(EXTRACTED DATA Opens)

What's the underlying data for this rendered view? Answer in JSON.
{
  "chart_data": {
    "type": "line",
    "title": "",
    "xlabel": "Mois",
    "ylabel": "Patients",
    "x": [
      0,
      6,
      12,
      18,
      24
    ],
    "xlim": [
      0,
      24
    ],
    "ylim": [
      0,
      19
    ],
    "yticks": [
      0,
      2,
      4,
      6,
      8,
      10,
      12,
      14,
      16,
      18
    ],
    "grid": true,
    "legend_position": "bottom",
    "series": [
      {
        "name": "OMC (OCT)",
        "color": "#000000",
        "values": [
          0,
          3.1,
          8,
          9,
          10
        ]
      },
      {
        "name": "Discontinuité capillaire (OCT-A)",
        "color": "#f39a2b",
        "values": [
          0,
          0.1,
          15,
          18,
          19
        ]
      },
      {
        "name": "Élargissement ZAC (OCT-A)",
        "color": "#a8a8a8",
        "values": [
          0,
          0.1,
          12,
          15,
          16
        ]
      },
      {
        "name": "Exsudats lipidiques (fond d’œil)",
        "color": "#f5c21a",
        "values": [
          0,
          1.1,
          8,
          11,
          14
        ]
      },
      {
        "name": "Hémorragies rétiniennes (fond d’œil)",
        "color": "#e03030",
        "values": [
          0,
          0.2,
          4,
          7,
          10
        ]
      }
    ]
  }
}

(EXTRACTED DATA Closes)

_ASSIGNED TASK_
Return each line of the records above exactly as it reads.

_ANSWER TO THE EXERCISE_
What's the underlying data for this rendered view? Answer in JSON.
{
  "chart_data": {
    "type": "line",
    "title": "",
    "xlabel": "Mois",
    "ylabel": "Patients",
    "x": [
      0,
      6,
      12,
      18,
      24
    ],
    "xlim": [
      0,
      24
    ],
    "ylim": [
      0,
      19
    ],
    "yticks": [
      0,
      2,
      4,
      6,
      8,
      10,
      12,
      14,
      16,
      18
    ],
    "grid": true,
    "legend_position": "bottom",
    "series": [
      {
        "name": "OMC (OCT)",
        "color": "#000000",
        "values": [
          0,
          3.1,
          8,
          9,
          10
        ]
      },
      {
        "name": "Discontinuité capillaire (OCT-A)",
        "color": "#f39a2b",
        "values": [
          0,
          0.1,
          15,
          18,
          19
        ]
      },
      {
        "name": "Élargissement ZAC (OCT-A)",
        "color": "#a8a8a8",
        "values": [
          0,
          0.1,
          12,
          15,
          16
        ]
      },
      {
        "name": "Exsudats lipidiques (fond d’œil)",
        "color": "#f5c21a",
        "values": [
          0,
          1.1,
          8,
          11,
          14
        ]
      },
      {
        "name": "Hémorragies rétiniennes (fond d’œil)",
        "color": "#e03030",
        "values": [
          0,
          0.2,
          4,
          7,
          10
        ]
      }
    ]
  }
}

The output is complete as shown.